[START OF Task material]

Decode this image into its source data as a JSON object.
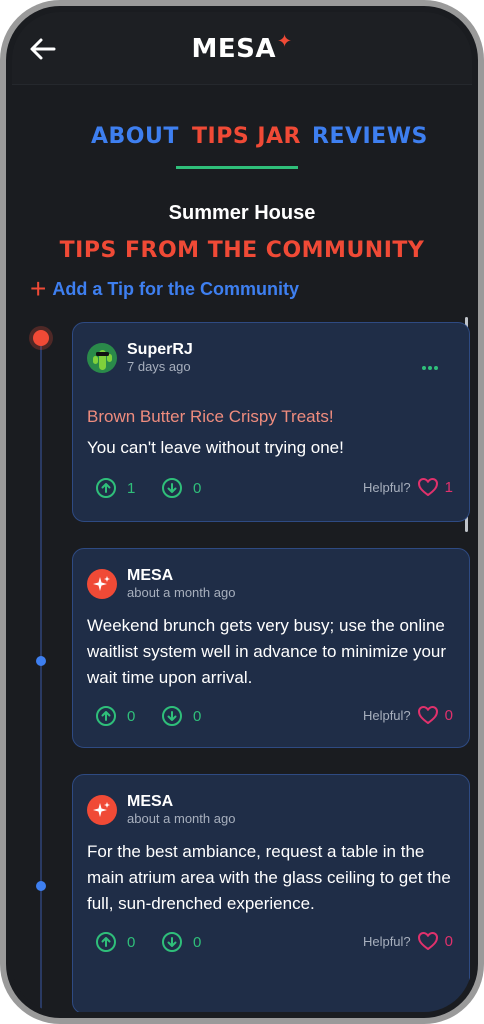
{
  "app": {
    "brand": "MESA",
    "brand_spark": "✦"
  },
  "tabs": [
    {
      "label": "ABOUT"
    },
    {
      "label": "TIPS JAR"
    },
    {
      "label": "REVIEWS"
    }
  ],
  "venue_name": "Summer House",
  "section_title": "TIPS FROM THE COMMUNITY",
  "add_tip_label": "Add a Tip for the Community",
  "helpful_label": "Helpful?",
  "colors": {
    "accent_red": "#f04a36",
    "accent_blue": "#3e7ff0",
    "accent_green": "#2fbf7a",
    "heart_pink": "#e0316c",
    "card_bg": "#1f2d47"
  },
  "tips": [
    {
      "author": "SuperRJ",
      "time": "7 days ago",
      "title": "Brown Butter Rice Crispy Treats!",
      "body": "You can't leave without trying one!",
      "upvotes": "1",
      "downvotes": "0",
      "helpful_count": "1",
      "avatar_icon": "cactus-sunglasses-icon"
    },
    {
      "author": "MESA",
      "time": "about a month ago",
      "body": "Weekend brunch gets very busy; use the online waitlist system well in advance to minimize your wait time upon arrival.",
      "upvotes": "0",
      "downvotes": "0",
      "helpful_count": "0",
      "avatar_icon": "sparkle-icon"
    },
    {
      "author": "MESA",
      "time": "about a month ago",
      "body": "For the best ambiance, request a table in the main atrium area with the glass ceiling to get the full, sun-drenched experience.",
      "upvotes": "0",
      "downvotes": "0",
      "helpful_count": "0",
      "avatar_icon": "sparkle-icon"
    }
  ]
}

[END OF Task material]

■ Instruction
Copy the listing word for word, excluding its pictures.

■ Complete output
Decode this image into its source data as a JSON object.
{
  "app": {
    "brand": "MESA",
    "brand_spark": "✦"
  },
  "tabs": [
    {
      "label": "ABOUT"
    },
    {
      "label": "TIPS JAR"
    },
    {
      "label": "REVIEWS"
    }
  ],
  "venue_name": "Summer House",
  "section_title": "TIPS FROM THE COMMUNITY",
  "add_tip_label": "Add a Tip for the Community",
  "helpful_label": "Helpful?",
  "colors": {
    "accent_red": "#f04a36",
    "accent_blue": "#3e7ff0",
    "accent_green": "#2fbf7a",
    "heart_pink": "#e0316c",
    "card_bg": "#1f2d47"
  },
  "tips": [
    {
      "author": "SuperRJ",
      "time": "7 days ago",
      "title": "Brown Butter Rice Crispy Treats!",
      "body": "You can't leave without trying one!",
      "upvotes": "1",
      "downvotes": "0",
      "helpful_count": "1",
      "avatar_icon": "cactus-sunglasses-icon"
    },
    {
      "author": "MESA",
      "time": "about a month ago",
      "body": "Weekend brunch gets very busy; use the online waitlist system well in advance to minimize your wait time upon arrival.",
      "upvotes": "0",
      "downvotes": "0",
      "helpful_count": "0",
      "avatar_icon": "sparkle-icon"
    },
    {
      "author": "MESA",
      "time": "about a month ago",
      "body": "For the best ambiance, request a table in the main atrium area with the glass ceiling to get the full, sun-drenched experience.",
      "upvotes": "0",
      "downvotes": "0",
      "helpful_count": "0",
      "avatar_icon": "sparkle-icon"
    }
  ]
}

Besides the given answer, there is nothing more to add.